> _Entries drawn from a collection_
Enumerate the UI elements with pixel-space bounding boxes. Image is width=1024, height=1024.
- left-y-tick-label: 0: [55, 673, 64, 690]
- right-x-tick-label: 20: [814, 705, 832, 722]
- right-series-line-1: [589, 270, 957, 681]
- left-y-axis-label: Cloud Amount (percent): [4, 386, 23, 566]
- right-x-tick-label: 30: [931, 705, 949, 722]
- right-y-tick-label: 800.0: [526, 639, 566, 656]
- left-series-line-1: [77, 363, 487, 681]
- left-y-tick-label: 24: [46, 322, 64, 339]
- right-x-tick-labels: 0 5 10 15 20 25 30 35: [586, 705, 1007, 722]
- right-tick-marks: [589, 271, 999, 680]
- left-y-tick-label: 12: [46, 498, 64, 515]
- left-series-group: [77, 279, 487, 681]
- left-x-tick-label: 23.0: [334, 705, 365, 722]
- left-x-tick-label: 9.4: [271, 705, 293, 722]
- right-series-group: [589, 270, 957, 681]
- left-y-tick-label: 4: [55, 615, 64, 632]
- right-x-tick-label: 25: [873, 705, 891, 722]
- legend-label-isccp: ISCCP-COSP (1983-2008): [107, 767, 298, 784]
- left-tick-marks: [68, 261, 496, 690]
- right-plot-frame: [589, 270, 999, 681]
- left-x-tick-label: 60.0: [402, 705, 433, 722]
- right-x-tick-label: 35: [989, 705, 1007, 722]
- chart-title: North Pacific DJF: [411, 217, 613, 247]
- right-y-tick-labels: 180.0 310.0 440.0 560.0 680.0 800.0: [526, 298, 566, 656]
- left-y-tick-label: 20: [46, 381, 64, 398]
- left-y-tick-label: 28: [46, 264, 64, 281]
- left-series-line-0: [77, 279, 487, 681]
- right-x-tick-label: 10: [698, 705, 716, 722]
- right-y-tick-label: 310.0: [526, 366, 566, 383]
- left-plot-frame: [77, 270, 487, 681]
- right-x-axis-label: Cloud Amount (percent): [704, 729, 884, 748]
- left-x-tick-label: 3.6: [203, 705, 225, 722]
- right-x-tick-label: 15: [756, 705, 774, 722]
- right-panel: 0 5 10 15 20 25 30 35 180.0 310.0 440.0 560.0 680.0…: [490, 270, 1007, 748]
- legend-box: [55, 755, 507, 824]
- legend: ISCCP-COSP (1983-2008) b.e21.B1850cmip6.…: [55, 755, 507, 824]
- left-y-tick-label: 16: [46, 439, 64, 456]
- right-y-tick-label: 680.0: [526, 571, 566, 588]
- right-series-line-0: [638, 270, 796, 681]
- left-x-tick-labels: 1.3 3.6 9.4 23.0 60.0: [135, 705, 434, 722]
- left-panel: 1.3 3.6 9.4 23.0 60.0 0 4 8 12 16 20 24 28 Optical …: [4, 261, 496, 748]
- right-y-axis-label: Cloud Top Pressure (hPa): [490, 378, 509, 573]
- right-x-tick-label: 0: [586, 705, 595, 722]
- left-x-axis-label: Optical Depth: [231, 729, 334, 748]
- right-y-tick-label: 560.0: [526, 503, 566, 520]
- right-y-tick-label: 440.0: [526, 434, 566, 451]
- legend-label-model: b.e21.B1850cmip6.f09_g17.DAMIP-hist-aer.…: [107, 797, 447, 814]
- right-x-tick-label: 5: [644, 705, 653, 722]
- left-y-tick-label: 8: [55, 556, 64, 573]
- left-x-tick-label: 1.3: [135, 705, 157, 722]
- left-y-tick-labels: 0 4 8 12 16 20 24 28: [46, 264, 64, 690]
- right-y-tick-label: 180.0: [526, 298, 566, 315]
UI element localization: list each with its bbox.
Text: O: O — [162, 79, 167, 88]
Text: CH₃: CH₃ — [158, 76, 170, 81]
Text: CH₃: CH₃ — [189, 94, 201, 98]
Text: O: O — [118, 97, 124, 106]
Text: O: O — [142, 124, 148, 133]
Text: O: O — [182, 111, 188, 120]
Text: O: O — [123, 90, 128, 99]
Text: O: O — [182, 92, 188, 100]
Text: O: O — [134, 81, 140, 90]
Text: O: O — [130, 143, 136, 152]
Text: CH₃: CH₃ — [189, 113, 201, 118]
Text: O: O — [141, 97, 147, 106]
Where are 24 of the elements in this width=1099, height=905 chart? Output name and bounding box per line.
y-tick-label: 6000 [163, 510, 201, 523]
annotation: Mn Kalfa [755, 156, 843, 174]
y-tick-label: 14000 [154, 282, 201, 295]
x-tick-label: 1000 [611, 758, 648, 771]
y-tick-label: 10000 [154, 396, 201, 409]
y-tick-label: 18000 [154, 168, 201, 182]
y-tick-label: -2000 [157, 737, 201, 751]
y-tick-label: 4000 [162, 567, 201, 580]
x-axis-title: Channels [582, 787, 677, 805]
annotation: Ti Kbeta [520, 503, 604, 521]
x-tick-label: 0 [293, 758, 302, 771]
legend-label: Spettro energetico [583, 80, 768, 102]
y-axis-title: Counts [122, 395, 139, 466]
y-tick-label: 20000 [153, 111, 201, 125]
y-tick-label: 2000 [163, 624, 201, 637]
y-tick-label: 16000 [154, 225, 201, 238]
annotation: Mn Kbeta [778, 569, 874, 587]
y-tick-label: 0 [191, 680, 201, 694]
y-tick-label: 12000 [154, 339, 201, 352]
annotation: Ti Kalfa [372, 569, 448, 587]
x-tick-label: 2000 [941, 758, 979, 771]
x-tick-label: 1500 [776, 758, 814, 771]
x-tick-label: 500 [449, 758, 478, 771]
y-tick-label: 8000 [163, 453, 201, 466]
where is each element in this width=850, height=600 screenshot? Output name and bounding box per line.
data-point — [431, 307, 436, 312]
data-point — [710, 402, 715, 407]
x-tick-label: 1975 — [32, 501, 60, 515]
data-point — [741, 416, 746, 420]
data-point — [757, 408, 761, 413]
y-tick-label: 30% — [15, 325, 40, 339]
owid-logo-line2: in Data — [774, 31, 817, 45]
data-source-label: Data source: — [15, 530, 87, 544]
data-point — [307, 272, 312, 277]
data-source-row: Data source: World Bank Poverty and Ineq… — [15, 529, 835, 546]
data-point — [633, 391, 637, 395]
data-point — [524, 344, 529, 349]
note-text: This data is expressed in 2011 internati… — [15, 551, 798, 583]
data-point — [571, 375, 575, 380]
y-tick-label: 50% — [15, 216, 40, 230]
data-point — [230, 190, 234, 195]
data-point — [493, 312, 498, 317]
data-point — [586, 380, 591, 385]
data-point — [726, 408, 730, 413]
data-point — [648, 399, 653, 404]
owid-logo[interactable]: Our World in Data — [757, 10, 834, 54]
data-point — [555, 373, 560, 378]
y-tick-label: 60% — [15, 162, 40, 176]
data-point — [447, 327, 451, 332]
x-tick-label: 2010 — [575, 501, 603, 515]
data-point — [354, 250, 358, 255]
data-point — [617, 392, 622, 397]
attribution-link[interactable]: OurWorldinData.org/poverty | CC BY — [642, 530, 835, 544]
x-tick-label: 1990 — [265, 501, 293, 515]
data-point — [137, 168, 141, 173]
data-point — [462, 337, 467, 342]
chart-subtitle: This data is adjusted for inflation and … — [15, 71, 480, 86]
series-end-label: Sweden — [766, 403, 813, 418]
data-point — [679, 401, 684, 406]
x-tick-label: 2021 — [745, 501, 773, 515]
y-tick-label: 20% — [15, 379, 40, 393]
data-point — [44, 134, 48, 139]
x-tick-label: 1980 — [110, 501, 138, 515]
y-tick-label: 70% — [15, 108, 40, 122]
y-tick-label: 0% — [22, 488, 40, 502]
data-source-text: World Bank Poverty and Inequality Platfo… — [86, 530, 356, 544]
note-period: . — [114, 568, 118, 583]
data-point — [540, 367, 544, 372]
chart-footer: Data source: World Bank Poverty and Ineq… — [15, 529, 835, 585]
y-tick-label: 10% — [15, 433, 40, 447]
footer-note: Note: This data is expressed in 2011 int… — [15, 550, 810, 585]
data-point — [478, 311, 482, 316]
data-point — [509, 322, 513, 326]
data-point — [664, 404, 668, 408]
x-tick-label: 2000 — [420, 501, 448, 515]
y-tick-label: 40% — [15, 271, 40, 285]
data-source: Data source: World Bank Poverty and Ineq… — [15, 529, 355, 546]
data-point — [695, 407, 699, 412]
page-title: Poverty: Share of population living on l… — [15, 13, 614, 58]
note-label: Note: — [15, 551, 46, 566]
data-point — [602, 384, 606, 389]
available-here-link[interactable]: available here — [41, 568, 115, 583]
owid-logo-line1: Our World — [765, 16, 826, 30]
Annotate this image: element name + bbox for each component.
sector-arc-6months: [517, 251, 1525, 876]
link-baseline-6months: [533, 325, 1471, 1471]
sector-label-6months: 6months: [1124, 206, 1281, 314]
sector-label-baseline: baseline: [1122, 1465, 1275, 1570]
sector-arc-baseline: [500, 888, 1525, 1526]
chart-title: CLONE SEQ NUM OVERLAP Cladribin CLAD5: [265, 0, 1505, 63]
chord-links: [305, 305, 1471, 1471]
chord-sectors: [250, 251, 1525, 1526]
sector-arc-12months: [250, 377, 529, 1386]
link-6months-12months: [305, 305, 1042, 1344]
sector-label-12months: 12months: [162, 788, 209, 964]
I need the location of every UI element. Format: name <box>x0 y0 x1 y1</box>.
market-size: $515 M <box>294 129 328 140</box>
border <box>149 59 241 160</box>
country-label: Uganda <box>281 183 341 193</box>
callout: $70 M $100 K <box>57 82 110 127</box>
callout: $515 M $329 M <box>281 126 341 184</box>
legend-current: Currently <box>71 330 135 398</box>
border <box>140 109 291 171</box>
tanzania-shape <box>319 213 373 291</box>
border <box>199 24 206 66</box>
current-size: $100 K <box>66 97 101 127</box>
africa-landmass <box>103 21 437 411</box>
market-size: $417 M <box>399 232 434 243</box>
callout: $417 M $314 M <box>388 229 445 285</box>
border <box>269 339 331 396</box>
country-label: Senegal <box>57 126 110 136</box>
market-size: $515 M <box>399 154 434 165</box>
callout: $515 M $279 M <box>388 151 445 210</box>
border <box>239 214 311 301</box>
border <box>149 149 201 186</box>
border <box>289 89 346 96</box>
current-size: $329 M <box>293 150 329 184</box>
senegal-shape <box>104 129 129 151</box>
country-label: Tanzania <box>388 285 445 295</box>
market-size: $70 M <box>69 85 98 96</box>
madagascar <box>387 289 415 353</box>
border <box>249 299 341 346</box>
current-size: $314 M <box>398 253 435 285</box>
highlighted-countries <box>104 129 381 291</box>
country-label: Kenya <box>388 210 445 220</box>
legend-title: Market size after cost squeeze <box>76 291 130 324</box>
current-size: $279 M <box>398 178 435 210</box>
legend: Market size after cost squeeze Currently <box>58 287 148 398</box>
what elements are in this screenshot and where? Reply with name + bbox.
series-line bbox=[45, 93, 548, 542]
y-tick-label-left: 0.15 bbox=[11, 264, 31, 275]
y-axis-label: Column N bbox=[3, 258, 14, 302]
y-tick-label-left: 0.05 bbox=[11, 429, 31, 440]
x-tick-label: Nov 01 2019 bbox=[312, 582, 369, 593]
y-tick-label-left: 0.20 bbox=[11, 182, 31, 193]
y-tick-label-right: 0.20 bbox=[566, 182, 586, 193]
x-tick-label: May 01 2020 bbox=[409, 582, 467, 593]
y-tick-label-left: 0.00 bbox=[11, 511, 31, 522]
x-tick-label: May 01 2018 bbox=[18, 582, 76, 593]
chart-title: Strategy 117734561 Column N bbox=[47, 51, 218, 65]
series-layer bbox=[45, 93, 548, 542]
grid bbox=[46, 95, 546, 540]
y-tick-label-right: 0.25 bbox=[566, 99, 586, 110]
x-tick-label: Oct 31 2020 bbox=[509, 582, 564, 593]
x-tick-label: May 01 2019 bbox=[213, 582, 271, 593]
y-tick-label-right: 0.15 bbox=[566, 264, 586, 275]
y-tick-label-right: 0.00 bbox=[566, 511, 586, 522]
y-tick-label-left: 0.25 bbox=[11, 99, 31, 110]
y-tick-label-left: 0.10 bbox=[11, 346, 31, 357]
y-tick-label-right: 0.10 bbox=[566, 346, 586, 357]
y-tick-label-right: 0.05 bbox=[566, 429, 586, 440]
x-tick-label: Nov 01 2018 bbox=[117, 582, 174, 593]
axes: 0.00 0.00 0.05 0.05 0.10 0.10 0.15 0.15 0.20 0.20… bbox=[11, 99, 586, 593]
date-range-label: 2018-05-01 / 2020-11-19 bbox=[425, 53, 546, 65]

> _Your objective_
Give the data, from its first line through the line containing "- left-series-line-1: [77, 363, 487, 681]" (both included), as a JSON list of strings with one string per line and blank lines omitted.

> _The answer_
[
  "Enumerate the UI elements with pixel-space bounding boxes. Image is width=1024, height=1024.",
  "- left-y-tick-label: 0: [55, 673, 64, 690]",
  "- right-x-tick-label: 20: [814, 705, 832, 722]",
  "- right-series-line-1: [589, 270, 957, 681]",
  "- left-y-axis-label: Cloud Amount (percent): [4, 386, 23, 566]",
  "- right-x-tick-label: 30: [931, 705, 949, 722]",
  "- right-y-tick-label: 800.0: [526, 639, 566, 656]",
  "- left-series-line-1: [77, 363, 487, 681]"
]